* Input for this task *
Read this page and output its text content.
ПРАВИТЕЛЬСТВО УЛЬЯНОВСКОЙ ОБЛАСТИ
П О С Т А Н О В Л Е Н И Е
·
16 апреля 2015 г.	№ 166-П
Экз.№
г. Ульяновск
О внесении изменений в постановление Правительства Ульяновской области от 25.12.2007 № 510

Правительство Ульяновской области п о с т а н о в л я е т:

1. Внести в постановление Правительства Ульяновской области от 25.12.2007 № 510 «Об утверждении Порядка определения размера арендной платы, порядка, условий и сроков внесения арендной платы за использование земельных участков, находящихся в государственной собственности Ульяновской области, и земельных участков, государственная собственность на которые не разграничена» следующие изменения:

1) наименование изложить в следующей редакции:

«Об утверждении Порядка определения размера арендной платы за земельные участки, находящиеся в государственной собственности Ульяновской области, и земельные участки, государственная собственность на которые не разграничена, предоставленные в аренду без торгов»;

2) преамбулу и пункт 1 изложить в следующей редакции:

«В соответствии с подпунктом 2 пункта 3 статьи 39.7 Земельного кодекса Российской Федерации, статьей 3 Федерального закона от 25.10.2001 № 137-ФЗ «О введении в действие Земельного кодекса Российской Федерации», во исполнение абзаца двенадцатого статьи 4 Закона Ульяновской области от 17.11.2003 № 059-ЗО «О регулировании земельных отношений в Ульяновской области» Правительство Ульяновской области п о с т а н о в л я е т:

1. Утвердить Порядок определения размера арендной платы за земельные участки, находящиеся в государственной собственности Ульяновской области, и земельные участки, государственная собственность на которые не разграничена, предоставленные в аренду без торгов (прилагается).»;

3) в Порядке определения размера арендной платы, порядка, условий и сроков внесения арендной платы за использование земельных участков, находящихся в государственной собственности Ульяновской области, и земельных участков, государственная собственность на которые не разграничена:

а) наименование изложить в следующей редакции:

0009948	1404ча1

* Exercise description *
Repeat the listing exactly, from its first line to its last.

* Task response *
Read this page and output its text content.
ПРАВИТЕЛЬСТВО УЛЬЯНОВСКОЙ ОБЛАСТИ
П О С Т А Н О В Л Е Н И Е
·
16 апреля 2015 г.	№ 166-П
Экз.№
г. Ульяновск
О внесении изменений в постановление Правительства Ульяновской области от 25.12.2007 № 510

Правительство Ульяновской области п о с т а н о в л я е т:

1. Внести в постановление Правительства Ульяновской области от 25.12.2007 № 510 «Об утверждении Порядка определения размера арендной платы, порядка, условий и сроков внесения арендной платы за использование земельных участков, находящихся в государственной собственности Ульяновской области, и земельных участков, государственная собственность на которые не разграничена» следующие изменения:

1) наименование изложить в следующей редакции:

«Об утверждении Порядка определения размера арендной платы за земельные участки, находящиеся в государственной собственности Ульяновской области, и земельные участки, государственная собственность на которые не разграничена, предоставленные в аренду без торгов»;

2) преамбулу и пункт 1 изложить в следующей редакции:

«В соответствии с подпунктом 2 пункта 3 статьи 39.7 Земельного кодекса Российской Федерации, статьей 3 Федерального закона от 25.10.2001 № 137-ФЗ «О введении в действие Земельного кодекса Российской Федерации», во исполнение абзаца двенадцатого статьи 4 Закона Ульяновской области от 17.11.2003 № 059-ЗО «О регулировании земельных отношений в Ульяновской области» Правительство Ульяновской области п о с т а н о в л я е т:

1. Утвердить Порядок определения размера арендной платы за земельные участки, находящиеся в государственной собственности Ульяновской области, и земельные участки, государственная собственность на которые не разграничена, предоставленные в аренду без торгов (прилагается).»;

3) в Порядке определения размера арендной платы, порядка, условий и сроков внесения арендной платы за использование земельных участков, находящихся в государственной собственности Ульяновской области, и земельных участков, государственная собственность на которые не разграничена:

а) наименование изложить в следующей редакции:

0009948	1404ча1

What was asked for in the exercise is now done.